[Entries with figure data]
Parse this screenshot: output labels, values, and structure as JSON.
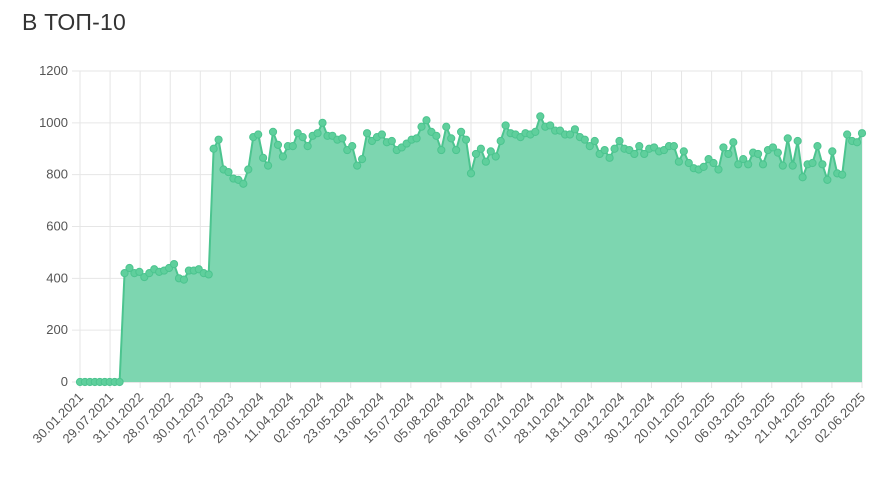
{
  "title": "В ТОП-10",
  "chart_data": {
    "type": "area",
    "title": "В ТОП-10",
    "xlabel": "",
    "ylabel": "",
    "ylim": [
      0,
      1200
    ],
    "yticks": [
      0,
      200,
      400,
      600,
      800,
      1000,
      1200
    ],
    "grid": true,
    "legend": "none",
    "colors": {
      "fill": "#7dd6b0",
      "line": "#4cc48f",
      "point": "#5fcf9c"
    },
    "xtick_labels": [
      "30.01.2021",
      "29.07.2021",
      "31.01.2022",
      "28.07.2022",
      "30.01.2023",
      "27.07.2023",
      "29.01.2024",
      "11.04.2024",
      "02.05.2024",
      "23.05.2024",
      "13.06.2024",
      "15.07.2024",
      "05.08.2024",
      "26.08.2024",
      "16.09.2024",
      "07.10.2024",
      "28.10.2024",
      "18.11.2024",
      "09.12.2024",
      "30.12.2024",
      "20.01.2025",
      "10.02.2025",
      "06.03.2025",
      "31.03.2025",
      "21.04.2025",
      "12.05.2025",
      "02.06.2025"
    ],
    "values": [
      0,
      0,
      0,
      0,
      0,
      0,
      0,
      0,
      0,
      420,
      440,
      420,
      425,
      405,
      420,
      435,
      425,
      430,
      440,
      455,
      400,
      395,
      430,
      430,
      435,
      420,
      415,
      900,
      935,
      820,
      810,
      785,
      780,
      765,
      820,
      945,
      955,
      865,
      835,
      965,
      915,
      870,
      910,
      910,
      960,
      945,
      910,
      950,
      960,
      1000,
      950,
      950,
      935,
      940,
      895,
      910,
      835,
      860,
      960,
      930,
      945,
      955,
      925,
      930,
      895,
      905,
      920,
      935,
      940,
      985,
      1010,
      965,
      950,
      895,
      985,
      940,
      895,
      965,
      935,
      805,
      880,
      900,
      850,
      890,
      870,
      930,
      990,
      960,
      955,
      945,
      960,
      955,
      965,
      1025,
      985,
      990,
      970,
      970,
      955,
      955,
      975,
      945,
      935,
      910,
      930,
      880,
      895,
      865,
      900,
      930,
      900,
      895,
      880,
      910,
      880,
      900,
      905,
      890,
      895,
      910,
      910,
      850,
      890,
      845,
      825,
      820,
      830,
      860,
      845,
      820,
      905,
      880,
      925,
      840,
      860,
      840,
      885,
      880,
      840,
      895,
      905,
      885,
      835,
      940,
      835,
      930,
      790,
      840,
      845,
      910,
      840,
      780,
      890,
      805,
      800,
      955,
      930,
      925,
      960
    ]
  }
}
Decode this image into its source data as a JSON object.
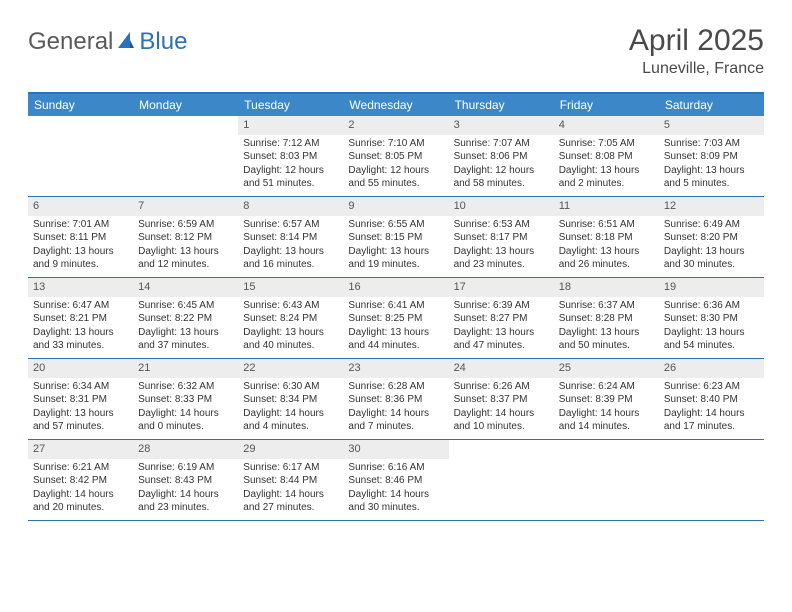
{
  "brand": {
    "part1": "General",
    "part2": "Blue"
  },
  "title": "April 2025",
  "location": "Luneville, France",
  "colors": {
    "accent": "#3b87c8",
    "border": "#2a73b8",
    "daynum_bg": "#ededed",
    "text": "#333333"
  },
  "dayNames": [
    "Sunday",
    "Monday",
    "Tuesday",
    "Wednesday",
    "Thursday",
    "Friday",
    "Saturday"
  ],
  "weeks": [
    [
      null,
      null,
      {
        "n": "1",
        "sr": "Sunrise: 7:12 AM",
        "ss": "Sunset: 8:03 PM",
        "dl": "Daylight: 12 hours and 51 minutes."
      },
      {
        "n": "2",
        "sr": "Sunrise: 7:10 AM",
        "ss": "Sunset: 8:05 PM",
        "dl": "Daylight: 12 hours and 55 minutes."
      },
      {
        "n": "3",
        "sr": "Sunrise: 7:07 AM",
        "ss": "Sunset: 8:06 PM",
        "dl": "Daylight: 12 hours and 58 minutes."
      },
      {
        "n": "4",
        "sr": "Sunrise: 7:05 AM",
        "ss": "Sunset: 8:08 PM",
        "dl": "Daylight: 13 hours and 2 minutes."
      },
      {
        "n": "5",
        "sr": "Sunrise: 7:03 AM",
        "ss": "Sunset: 8:09 PM",
        "dl": "Daylight: 13 hours and 5 minutes."
      }
    ],
    [
      {
        "n": "6",
        "sr": "Sunrise: 7:01 AM",
        "ss": "Sunset: 8:11 PM",
        "dl": "Daylight: 13 hours and 9 minutes."
      },
      {
        "n": "7",
        "sr": "Sunrise: 6:59 AM",
        "ss": "Sunset: 8:12 PM",
        "dl": "Daylight: 13 hours and 12 minutes."
      },
      {
        "n": "8",
        "sr": "Sunrise: 6:57 AM",
        "ss": "Sunset: 8:14 PM",
        "dl": "Daylight: 13 hours and 16 minutes."
      },
      {
        "n": "9",
        "sr": "Sunrise: 6:55 AM",
        "ss": "Sunset: 8:15 PM",
        "dl": "Daylight: 13 hours and 19 minutes."
      },
      {
        "n": "10",
        "sr": "Sunrise: 6:53 AM",
        "ss": "Sunset: 8:17 PM",
        "dl": "Daylight: 13 hours and 23 minutes."
      },
      {
        "n": "11",
        "sr": "Sunrise: 6:51 AM",
        "ss": "Sunset: 8:18 PM",
        "dl": "Daylight: 13 hours and 26 minutes."
      },
      {
        "n": "12",
        "sr": "Sunrise: 6:49 AM",
        "ss": "Sunset: 8:20 PM",
        "dl": "Daylight: 13 hours and 30 minutes."
      }
    ],
    [
      {
        "n": "13",
        "sr": "Sunrise: 6:47 AM",
        "ss": "Sunset: 8:21 PM",
        "dl": "Daylight: 13 hours and 33 minutes."
      },
      {
        "n": "14",
        "sr": "Sunrise: 6:45 AM",
        "ss": "Sunset: 8:22 PM",
        "dl": "Daylight: 13 hours and 37 minutes."
      },
      {
        "n": "15",
        "sr": "Sunrise: 6:43 AM",
        "ss": "Sunset: 8:24 PM",
        "dl": "Daylight: 13 hours and 40 minutes."
      },
      {
        "n": "16",
        "sr": "Sunrise: 6:41 AM",
        "ss": "Sunset: 8:25 PM",
        "dl": "Daylight: 13 hours and 44 minutes."
      },
      {
        "n": "17",
        "sr": "Sunrise: 6:39 AM",
        "ss": "Sunset: 8:27 PM",
        "dl": "Daylight: 13 hours and 47 minutes."
      },
      {
        "n": "18",
        "sr": "Sunrise: 6:37 AM",
        "ss": "Sunset: 8:28 PM",
        "dl": "Daylight: 13 hours and 50 minutes."
      },
      {
        "n": "19",
        "sr": "Sunrise: 6:36 AM",
        "ss": "Sunset: 8:30 PM",
        "dl": "Daylight: 13 hours and 54 minutes."
      }
    ],
    [
      {
        "n": "20",
        "sr": "Sunrise: 6:34 AM",
        "ss": "Sunset: 8:31 PM",
        "dl": "Daylight: 13 hours and 57 minutes."
      },
      {
        "n": "21",
        "sr": "Sunrise: 6:32 AM",
        "ss": "Sunset: 8:33 PM",
        "dl": "Daylight: 14 hours and 0 minutes."
      },
      {
        "n": "22",
        "sr": "Sunrise: 6:30 AM",
        "ss": "Sunset: 8:34 PM",
        "dl": "Daylight: 14 hours and 4 minutes."
      },
      {
        "n": "23",
        "sr": "Sunrise: 6:28 AM",
        "ss": "Sunset: 8:36 PM",
        "dl": "Daylight: 14 hours and 7 minutes."
      },
      {
        "n": "24",
        "sr": "Sunrise: 6:26 AM",
        "ss": "Sunset: 8:37 PM",
        "dl": "Daylight: 14 hours and 10 minutes."
      },
      {
        "n": "25",
        "sr": "Sunrise: 6:24 AM",
        "ss": "Sunset: 8:39 PM",
        "dl": "Daylight: 14 hours and 14 minutes."
      },
      {
        "n": "26",
        "sr": "Sunrise: 6:23 AM",
        "ss": "Sunset: 8:40 PM",
        "dl": "Daylight: 14 hours and 17 minutes."
      }
    ],
    [
      {
        "n": "27",
        "sr": "Sunrise: 6:21 AM",
        "ss": "Sunset: 8:42 PM",
        "dl": "Daylight: 14 hours and 20 minutes."
      },
      {
        "n": "28",
        "sr": "Sunrise: 6:19 AM",
        "ss": "Sunset: 8:43 PM",
        "dl": "Daylight: 14 hours and 23 minutes."
      },
      {
        "n": "29",
        "sr": "Sunrise: 6:17 AM",
        "ss": "Sunset: 8:44 PM",
        "dl": "Daylight: 14 hours and 27 minutes."
      },
      {
        "n": "30",
        "sr": "Sunrise: 6:16 AM",
        "ss": "Sunset: 8:46 PM",
        "dl": "Daylight: 14 hours and 30 minutes."
      },
      null,
      null,
      null
    ]
  ]
}
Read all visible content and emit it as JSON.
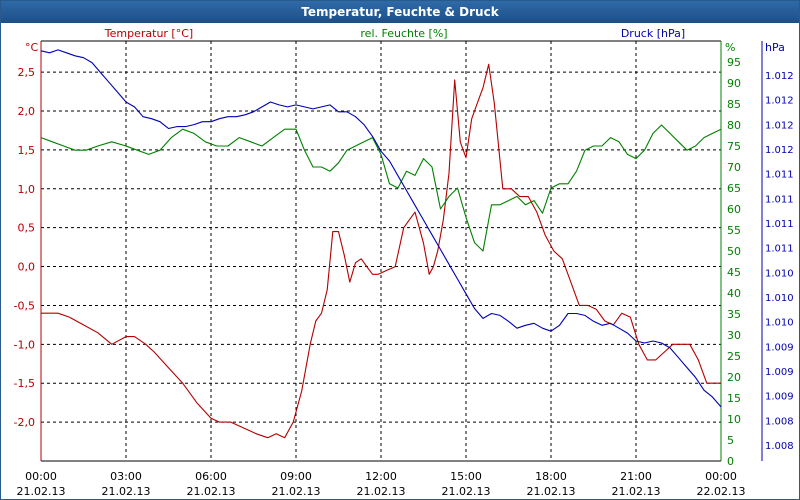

Short task:
Search the data above for the word "title", then gather each line in which it appears.

In response:
  "title": "В ТОП-10",
    "title": "В ТОП-10",
  "title": "April 2025",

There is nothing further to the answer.